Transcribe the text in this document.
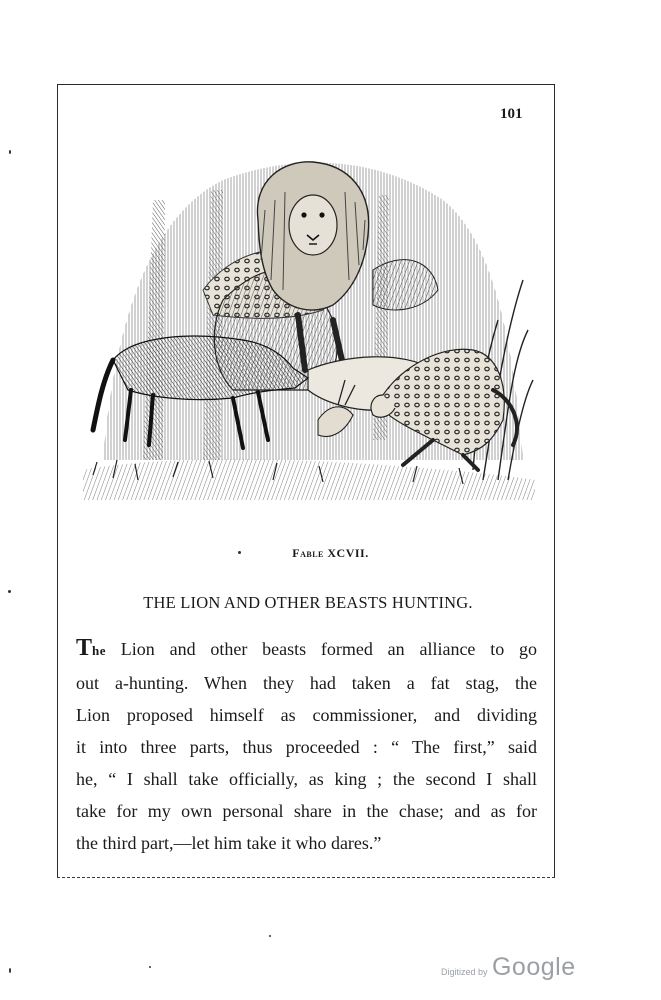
101
Fable XCVII.
THE LION AND OTHER BEASTS HUNTING.
The Lion and other beasts formed an alliance to go
out a-hunting. When they had taken a fat stag, the
Lion proposed himself as commissioner, and dividing
it into three parts, thus proceeded : “ The first,” said
he, “ I shall take officially, as king ; the second I shall
take for my own personal share in the chase; and as for
the third part,—let him take it who dares.”
Digitized by Google
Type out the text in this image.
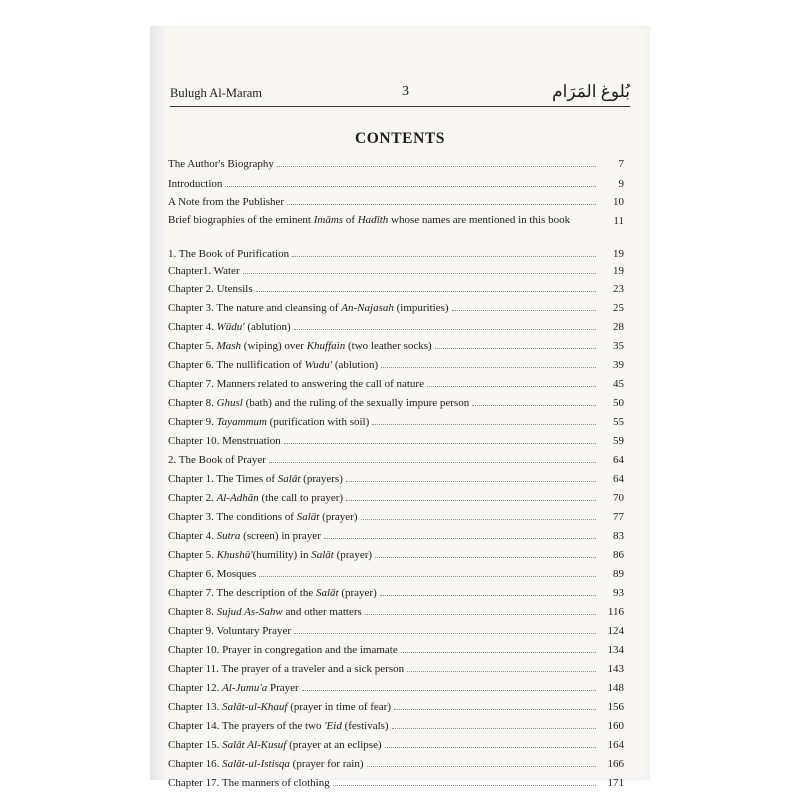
Bulugh Al-Maram	3	بُلوغ المَرَام
CONTENTS
The Author's Biography	7
Introduction	9
A Note from the Publisher	10
Brief biographies of the eminent Imāms of Hadīth whose names are mentioned in this book	11
1. The Book of Purification	19
Chapter1. Water	19
Chapter 2. Utensils	23
Chapter 3. The nature and cleansing of An-Najasah (impurities)	25
Chapter 4. Wūdu' (ablution)	28
Chapter 5. Mash (wiping) over Khuffain (two leather socks)	35
Chapter 6. The nullification of Wudu' (ablution)	39
Chapter 7. Manners related to answering the call of nature	45
Chapter 8. Ghusl (bath) and the ruling of the sexually impure person	50
Chapter 9. Tayammum (purification with soil)	55
Chapter 10. Menstruation	59
2. The Book of Prayer	64
Chapter 1. The Times of Salāt (prayers)	64
Chapter 2. Al-Adhān (the call to prayer)	70
Chapter 3. The conditions of Salāt (prayer)	77
Chapter 4. Sutra (screen) in prayer	83
Chapter 5. Khushū'(humility) in Salāt (prayer)	86
Chapter 6. Mosques	89
Chapter 7. The description of the Salāt (prayer)	93
Chapter 8. Sujud As-Sahw and other matters	116
Chapter 9. Voluntary Prayer	124
Chapter 10. Prayer in congregation and the imamate	134
Chapter 11. The prayer of a traveler and a sick person	143
Chapter 12. Al-Jumu'a Prayer	148
Chapter 13. Salāt-ul-Khauf (prayer in time of fear)	156
Chapter 14. The prayers of the two 'Eid (festivals)	160
Chapter 15. Salāt Al-Kusuf (prayer at an eclipse)	164
Chapter 16. Salāt-ul-Istisqa (prayer for rain)	166
Chapter 17. The manners of clothing	171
══════
- Goal -
Extract every line of the data exactly; pictures stay out.

- Problem solution -
Transcribe the text in this document.
101
Fable XCVII.
THE LION AND OTHER BEASTS HUNTING.
The Lion and other beasts formed an alliance to go
out a-hunting. When they had taken a fat stag, the
Lion proposed himself as commissioner, and dividing
it into three parts, thus proceeded : “ The first,” said
he, “ I shall take officially, as king ; the second I shall
take for my own personal share in the chase; and as for
the third part,—let him take it who dares.”
Digitized by Google
Type out the text in this image.
Bulugh Al-Maram	3	بُلوغ المَرَام
CONTENTS
The Author's Biography	7
Introduction	9
A Note from the Publisher	10
Brief biographies of the eminent Imāms of Hadīth whose names are mentioned in this book	11
1. The Book of Purification	19
Chapter1. Water	19
Chapter 2. Utensils	23
Chapter 3. The nature and cleansing of An-Najasah (impurities)	25
Chapter 4. Wūdu' (ablution)	28
Chapter 5. Mash (wiping) over Khuffain (two leather socks)	35
Chapter 6. The nullification of Wudu' (ablution)	39
Chapter 7. Manners related to answering the call of nature	45
Chapter 8. Ghusl (bath) and the ruling of the sexually impure person	50
Chapter 9. Tayammum (purification with soil)	55
Chapter 10. Menstruation	59
2. The Book of Prayer	64
Chapter 1. The Times of Salāt (prayers)	64
Chapter 2. Al-Adhān (the call to prayer)	70
Chapter 3. The conditions of Salāt (prayer)	77
Chapter 4. Sutra (screen) in prayer	83
Chapter 5. Khushū'(humility) in Salāt (prayer)	86
Chapter 6. Mosques	89
Chapter 7. The description of the Salāt (prayer)	93
Chapter 8. Sujud As-Sahw and other matters	116
Chapter 9. Voluntary Prayer	124
Chapter 10. Prayer in congregation and the imamate	134
Chapter 11. The prayer of a traveler and a sick person	143
Chapter 12. Al-Jumu'a Prayer	148
Chapter 13. Salāt-ul-Khauf (prayer in time of fear)	156
Chapter 14. The prayers of the two 'Eid (festivals)	160
Chapter 15. Salāt Al-Kusuf (prayer at an eclipse)	164
Chapter 16. Salāt-ul-Istisqa (prayer for rain)	166
Chapter 17. The manners of clothing	171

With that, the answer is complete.